**Given task:** Your task is to transcribe all the entries exactly, excluding pictures.

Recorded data

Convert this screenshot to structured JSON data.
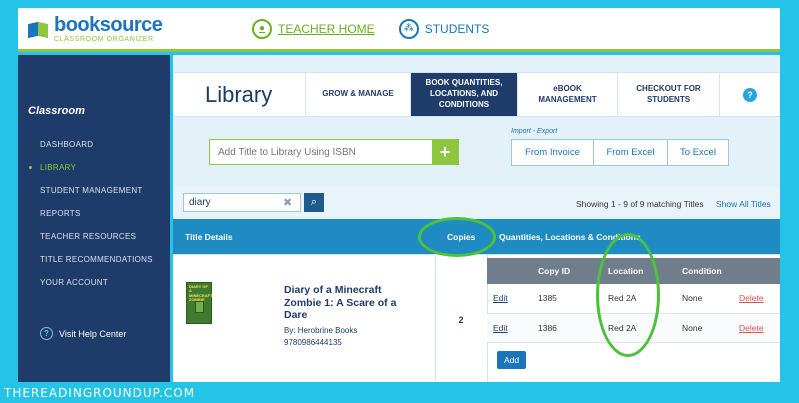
{
  "header": {
    "logo_name": "booksource",
    "logo_sub": "CLASSROOM ORGANIZER",
    "nav": [
      {
        "label": "TEACHER HOME",
        "icon": "apple-icon"
      },
      {
        "label": "STUDENTS",
        "icon": "people-icon"
      }
    ]
  },
  "sidebar": {
    "title": "Classroom",
    "items": [
      {
        "label": "DASHBOARD",
        "active": false
      },
      {
        "label": "LIBRARY",
        "active": true
      },
      {
        "label": "STUDENT MANAGEMENT",
        "active": false
      },
      {
        "label": "REPORTS",
        "active": false
      },
      {
        "label": "TEACHER RESOURCES",
        "active": false
      },
      {
        "label": "TITLE RECOMMENDATIONS",
        "active": false
      },
      {
        "label": "YOUR ACCOUNT",
        "active": false
      }
    ],
    "help": "Visit Help Center",
    "help_icon": "?"
  },
  "main": {
    "page_title": "Library",
    "tabs": [
      {
        "label": "GROW & MANAGE",
        "active": false
      },
      {
        "label": "BOOK QUANTITIES, LOCATIONS, AND CONDITIONS",
        "active": true
      },
      {
        "label": "eBOOK MANAGEMENT",
        "active": false
      },
      {
        "label": "CHECKOUT FOR STUDENTS",
        "active": false
      }
    ],
    "tab_help": "?",
    "isbn_placeholder": "Add Title to Library Using ISBN",
    "isbn_add": "+",
    "import_export_label": "Import - Export",
    "import_export_buttons": [
      "From Invoice",
      "From Excel",
      "To Excel"
    ],
    "search_value": "diary",
    "search_clear": "✖",
    "search_icon": "⌕",
    "showing_text": "Showing 1 - 9 of 9 matching Titles",
    "show_all": "Show All Titles",
    "table_headers": {
      "details": "Title Details",
      "copies": "Copies",
      "qty": "Quantities, Locations & Conditions"
    },
    "book": {
      "cover_text": "DIARY OF A MINECRAFT ZOMBIE",
      "title": "Diary of a Minecraft Zombie 1: A Scare of a Dare",
      "author": "By: Herobrine Books",
      "isbn": "9780986444135",
      "copies": "2"
    },
    "copy_table": {
      "headers": [
        "",
        "Copy ID",
        "Location",
        "Condition",
        ""
      ],
      "rows": [
        {
          "edit": "Edit",
          "copy_id": "1385",
          "location": "Red 2A",
          "condition": "None",
          "delete": "Delete"
        },
        {
          "edit": "Edit",
          "copy_id": "1386",
          "location": "Red 2A",
          "condition": "None",
          "delete": "Delete"
        }
      ],
      "add": "Add"
    }
  },
  "watermark": "THEREADINGROUNDUP.COM",
  "colors": {
    "brand_navy": "#1e3b69",
    "brand_blue": "#1b75bb",
    "brand_green": "#8dc63f",
    "annotation_green": "#4cc23c",
    "delete_red": "#d9534f"
  }
}
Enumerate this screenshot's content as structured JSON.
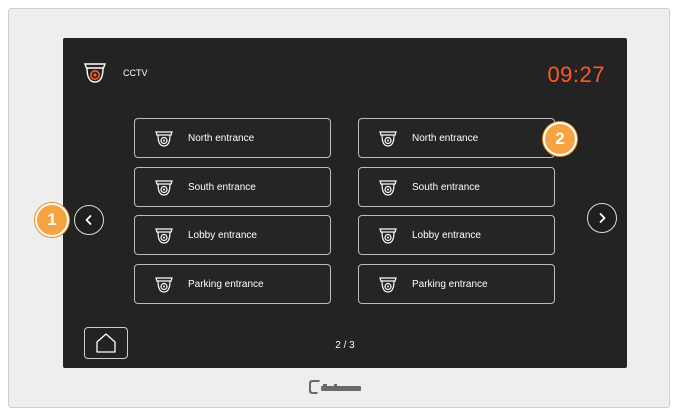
{
  "header": {
    "app_title": "CCTV",
    "clock": "09:27"
  },
  "cameras": {
    "left": [
      {
        "label": "North entrance"
      },
      {
        "label": "South entrance"
      },
      {
        "label": "Lobby entrance"
      },
      {
        "label": "Parking entrance"
      }
    ],
    "right": [
      {
        "label": "North entrance"
      },
      {
        "label": "South entrance"
      },
      {
        "label": "Lobby entrance"
      },
      {
        "label": "Parking entrance"
      }
    ]
  },
  "pagination": {
    "indicator": "2 / 3"
  },
  "callouts": {
    "first": "1",
    "second": "2"
  },
  "icons": {
    "app": "cctv-camera-icon",
    "camera": "dome-camera-icon",
    "prev": "chevron-left-icon",
    "next": "chevron-right-icon",
    "home": "home-icon"
  },
  "colors": {
    "screen_bg": "#232323",
    "clock": "#ff5a26",
    "callout": "#f6a441",
    "button_border": "#bdbdbd"
  }
}
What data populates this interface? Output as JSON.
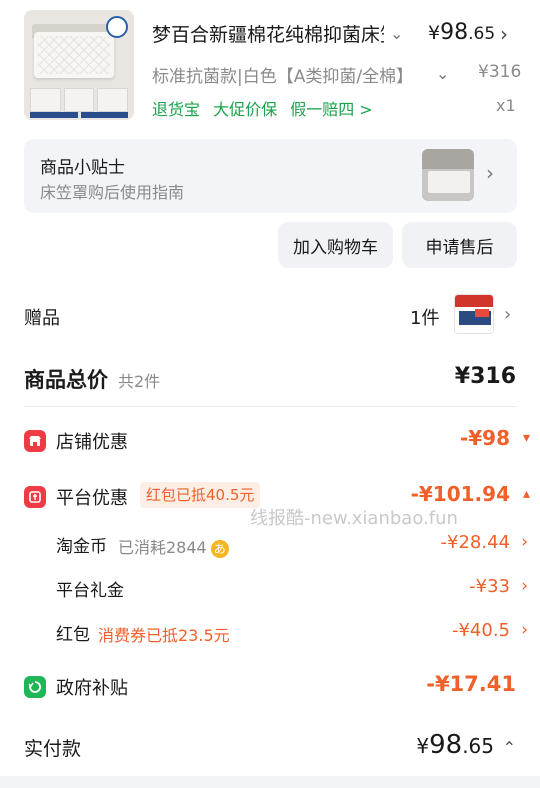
{
  "product": {
    "title": "梦百合新疆棉花纯棉抑菌床笠",
    "price_symbol": "¥",
    "price_int": "98",
    "price_dec": ".65",
    "spec": "标准抗菌款|白色【A类抑菌/全棉】",
    "spec_price": "¥316",
    "services": [
      "退货宝",
      "大促价保",
      "假一赔四 >"
    ],
    "qty": "x1"
  },
  "tips": {
    "title": "商品小贴士",
    "subtitle": "床笠罩购后使用指南"
  },
  "buttons": {
    "add_cart": "加入购物车",
    "after_sale": "申请售后"
  },
  "gift": {
    "label": "赠品",
    "count": "1件"
  },
  "total": {
    "label": "商品总价",
    "sub": "共2件",
    "value": "¥316"
  },
  "discounts": {
    "store": {
      "label": "店铺优惠",
      "value": "-¥98"
    },
    "platform": {
      "label": "平台优惠",
      "tag": "红包已抵40.5元",
      "value": "-¥101.94"
    },
    "gold_coin": {
      "label": "淘金币",
      "note": "已消耗2844",
      "coin_glyph": "あ",
      "value": "-¥28.44"
    },
    "platform_gift": {
      "label": "平台礼金",
      "value": "-¥33"
    },
    "hongbao": {
      "label": "红包",
      "note": "消费券已抵23.5元",
      "value": "-¥40.5"
    },
    "gov": {
      "label": "政府补贴",
      "value": "-¥17.41"
    }
  },
  "watermark": "线报酷-new.xianbao.fun",
  "pay": {
    "label": "实付款",
    "symbol": "¥",
    "int": "98",
    "dec": ".65"
  },
  "colors": {
    "accent_orange": "#f0602a",
    "green": "#1aa34a",
    "red_icon": "#f03a44",
    "green_icon": "#20b657"
  }
}
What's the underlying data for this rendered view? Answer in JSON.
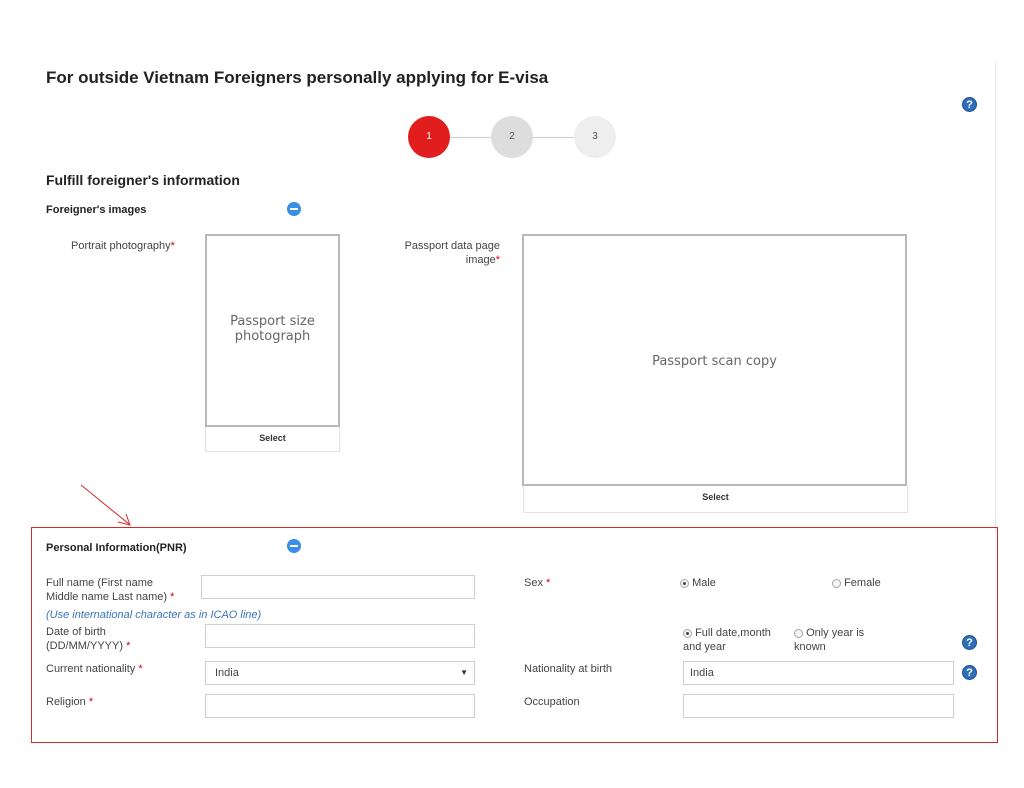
{
  "page": {
    "title": "For outside Vietnam Foreigners personally applying for E-visa",
    "help_icon": "question-circle-icon"
  },
  "steps": [
    "1",
    "2",
    "3"
  ],
  "current_step": 1,
  "form": {
    "section_title": "Fulfill foreigner's information",
    "images": {
      "title": "Foreigner's images",
      "portrait_label": "Portrait photography",
      "portrait_placeholder": "Passport size photograph",
      "portrait_select": "Select",
      "passport_label_line1": "Passport data page",
      "passport_label_line2": "image",
      "passport_placeholder": "Passport scan copy",
      "passport_select": "Select"
    },
    "pnr": {
      "title": "Personal Information(PNR)",
      "full_name_label_line1": "Full name (First name",
      "full_name_label_line2": "Middle name Last name)",
      "full_name_value": "",
      "full_name_hint": "(Use international character as in ICAO line)",
      "dob_label_line1": "Date of birth",
      "dob_label_line2": "(DD/MM/YYYY)",
      "dob_value": "",
      "nationality_label": "Current nationality",
      "nationality_value": "India",
      "religion_label": "Religion",
      "religion_value": "",
      "sex_label": "Sex",
      "sex_options": [
        "Male",
        "Female"
      ],
      "sex_selected": "Male",
      "dob_mode_option1_line1": "Full date,month",
      "dob_mode_option1_line2": "and year",
      "dob_mode_option2_line1": "Only year is",
      "dob_mode_option2_line2": "known",
      "dob_mode_selected": "Full date,month and year",
      "nationality_birth_label": "Nationality at birth",
      "nationality_birth_value": "India",
      "occupation_label": "Occupation",
      "occupation_value": "",
      "required_mark": "*"
    }
  },
  "colors": {
    "accent_red": "#e11d1d",
    "highlight_border": "#d42a2a",
    "help_blue": "#2f6fba",
    "collapse_blue": "#3a8ee6"
  }
}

**Result:**
Convert this screenshot to structured JSON data.
{
  "header": {
    "logo_name": "booksource",
    "logo_sub": "CLASSROOM ORGANIZER",
    "nav": [
      {
        "label": "TEACHER HOME",
        "icon": "apple-icon"
      },
      {
        "label": "STUDENTS",
        "icon": "people-icon"
      }
    ]
  },
  "sidebar": {
    "title": "Classroom",
    "items": [
      {
        "label": "DASHBOARD",
        "active": false
      },
      {
        "label": "LIBRARY",
        "active": true
      },
      {
        "label": "STUDENT MANAGEMENT",
        "active": false
      },
      {
        "label": "REPORTS",
        "active": false
      },
      {
        "label": "TEACHER RESOURCES",
        "active": false
      },
      {
        "label": "TITLE RECOMMENDATIONS",
        "active": false
      },
      {
        "label": "YOUR ACCOUNT",
        "active": false
      }
    ],
    "help": "Visit Help Center",
    "help_icon": "?"
  },
  "main": {
    "page_title": "Library",
    "tabs": [
      {
        "label": "GROW & MANAGE",
        "active": false
      },
      {
        "label": "BOOK QUANTITIES, LOCATIONS, AND CONDITIONS",
        "active": true
      },
      {
        "label": "eBOOK MANAGEMENT",
        "active": false
      },
      {
        "label": "CHECKOUT FOR STUDENTS",
        "active": false
      }
    ],
    "tab_help": "?",
    "isbn_placeholder": "Add Title to Library Using ISBN",
    "isbn_add": "+",
    "import_export_label": "Import - Export",
    "import_export_buttons": [
      "From Invoice",
      "From Excel",
      "To Excel"
    ],
    "search_value": "diary",
    "search_clear": "✖",
    "search_icon": "⌕",
    "showing_text": "Showing 1 - 9 of 9 matching Titles",
    "show_all": "Show All Titles",
    "table_headers": {
      "details": "Title Details",
      "copies": "Copies",
      "qty": "Quantities, Locations & Conditions"
    },
    "book": {
      "cover_text": "DIARY OF A MINECRAFT ZOMBIE",
      "title": "Diary of a Minecraft Zombie 1: A Scare of a Dare",
      "author": "By: Herobrine Books",
      "isbn": "9780986444135",
      "copies": "2"
    },
    "copy_table": {
      "headers": [
        "",
        "Copy ID",
        "Location",
        "Condition",
        ""
      ],
      "rows": [
        {
          "edit": "Edit",
          "copy_id": "1385",
          "location": "Red 2A",
          "condition": "None",
          "delete": "Delete"
        },
        {
          "edit": "Edit",
          "copy_id": "1386",
          "location": "Red 2A",
          "condition": "None",
          "delete": "Delete"
        }
      ],
      "add": "Add"
    }
  },
  "watermark": "THEREADINGROUNDUP.COM",
  "colors": {
    "brand_navy": "#1e3b69",
    "brand_blue": "#1b75bb",
    "brand_green": "#8dc63f",
    "annotation_green": "#4cc23c",
    "delete_red": "#d9534f"
  }
}
Enumerate this screenshot's content as structured JSON.
{
  "header": {
    "app_title": "CCTV",
    "clock": "09:27"
  },
  "cameras": {
    "left": [
      {
        "label": "North entrance"
      },
      {
        "label": "South entrance"
      },
      {
        "label": "Lobby entrance"
      },
      {
        "label": "Parking entrance"
      }
    ],
    "right": [
      {
        "label": "North entrance"
      },
      {
        "label": "South entrance"
      },
      {
        "label": "Lobby entrance"
      },
      {
        "label": "Parking entrance"
      }
    ]
  },
  "pagination": {
    "indicator": "2 / 3"
  },
  "callouts": {
    "first": "1",
    "second": "2"
  },
  "icons": {
    "app": "cctv-camera-icon",
    "camera": "dome-camera-icon",
    "prev": "chevron-left-icon",
    "next": "chevron-right-icon",
    "home": "home-icon"
  },
  "colors": {
    "screen_bg": "#232323",
    "clock": "#ff5a26",
    "callout": "#f6a441",
    "button_border": "#bdbdbd"
  }
}
What data populates this interface? Output as JSON.
{
  "product": {
    "title": "梦百合新疆棉花纯棉抑菌床笠",
    "price_symbol": "¥",
    "price_int": "98",
    "price_dec": ".65",
    "spec": "标准抗菌款|白色【A类抑菌/全棉】",
    "spec_price": "¥316",
    "services": [
      "退货宝",
      "大促价保",
      "假一赔四 >"
    ],
    "qty": "x1"
  },
  "tips": {
    "title": "商品小贴士",
    "subtitle": "床笠罩购后使用指南"
  },
  "buttons": {
    "add_cart": "加入购物车",
    "after_sale": "申请售后"
  },
  "gift": {
    "label": "赠品",
    "count": "1件"
  },
  "total": {
    "label": "商品总价",
    "sub": "共2件",
    "value": "¥316"
  },
  "discounts": {
    "store": {
      "label": "店铺优惠",
      "value": "-¥98"
    },
    "platform": {
      "label": "平台优惠",
      "tag": "红包已抵40.5元",
      "value": "-¥101.94"
    },
    "gold_coin": {
      "label": "淘金币",
      "note": "已消耗2844",
      "coin_glyph": "あ",
      "value": "-¥28.44"
    },
    "platform_gift": {
      "label": "平台礼金",
      "value": "-¥33"
    },
    "hongbao": {
      "label": "红包",
      "note": "消费券已抵23.5元",
      "value": "-¥40.5"
    },
    "gov": {
      "label": "政府补贴",
      "value": "-¥17.41"
    }
  },
  "watermark": "线报酷-new.xianbao.fun",
  "pay": {
    "label": "实付款",
    "symbol": "¥",
    "int": "98",
    "dec": ".65"
  },
  "colors": {
    "accent_orange": "#f0602a",
    "green": "#1aa34a",
    "red_icon": "#f03a44",
    "green_icon": "#20b657"
  }
}
What's the underlying data for this rendered view? Answer in JSON.
{
  "page": {
    "title": "For outside Vietnam Foreigners personally applying for E-visa",
    "help_icon": "question-circle-icon"
  },
  "steps": [
    "1",
    "2",
    "3"
  ],
  "current_step": 1,
  "form": {
    "section_title": "Fulfill foreigner's information",
    "images": {
      "title": "Foreigner's images",
      "portrait_label": "Portrait photography",
      "portrait_placeholder": "Passport size photograph",
      "portrait_select": "Select",
      "passport_label_line1": "Passport data page",
      "passport_label_line2": "image",
      "passport_placeholder": "Passport scan copy",
      "passport_select": "Select"
    },
    "pnr": {
      "title": "Personal Information(PNR)",
      "full_name_label_line1": "Full name (First name",
      "full_name_label_line2": "Middle name Last name)",
      "full_name_value": "",
      "full_name_hint": "(Use international character as in ICAO line)",
      "dob_label_line1": "Date of birth",
      "dob_label_line2": "(DD/MM/YYYY)",
      "dob_value": "",
      "nationality_label": "Current nationality",
      "nationality_value": "India",
      "religion_label": "Religion",
      "religion_value": "",
      "sex_label": "Sex",
      "sex_options": [
        "Male",
        "Female"
      ],
      "sex_selected": "Male",
      "dob_mode_option1_line1": "Full date,month",
      "dob_mode_option1_line2": "and year",
      "dob_mode_option2_line1": "Only year is",
      "dob_mode_option2_line2": "known",
      "dob_mode_selected": "Full date,month and year",
      "nationality_birth_label": "Nationality at birth",
      "nationality_birth_value": "India",
      "occupation_label": "Occupation",
      "occupation_value": "",
      "required_mark": "*"
    }
  },
  "colors": {
    "accent_red": "#e11d1d",
    "highlight_border": "#d42a2a",
    "help_blue": "#2f6fba",
    "collapse_blue": "#3a8ee6"
  }
}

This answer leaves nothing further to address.